▶ GIVEN ENTRIES
>> begin

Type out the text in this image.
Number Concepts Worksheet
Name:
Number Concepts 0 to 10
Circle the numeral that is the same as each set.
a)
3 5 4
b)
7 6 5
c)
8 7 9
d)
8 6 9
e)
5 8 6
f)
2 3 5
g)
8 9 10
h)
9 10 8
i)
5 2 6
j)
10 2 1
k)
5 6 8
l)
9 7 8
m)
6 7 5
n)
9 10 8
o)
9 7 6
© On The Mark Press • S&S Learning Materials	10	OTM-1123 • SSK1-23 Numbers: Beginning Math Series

>> end

▶ WHAT IS ASKED
Extract all of the data above without altering anything.

▶ ANSWER TO THE PROBLEM
Type out the text in this image.
Number Concepts Worksheet
Name:
Number Concepts 0 to 10
Circle the numeral that is the same as each set.
a)
3 5 4
b)
7 6 5
c)
8 7 9
d)
8 6 9
e)
5 8 6
f)
2 3 5
g)
8 9 10
h)
9 10 8
i)
5 2 6
j)
10 2 1
k)
5 6 8
l)
9 7 8
m)
6 7 5
n)
9 10 8
o)
9 7 6
© On The Mark Press • S&S Learning Materials	10	OTM-1123 • SSK1-23 Numbers: Beginning Math Series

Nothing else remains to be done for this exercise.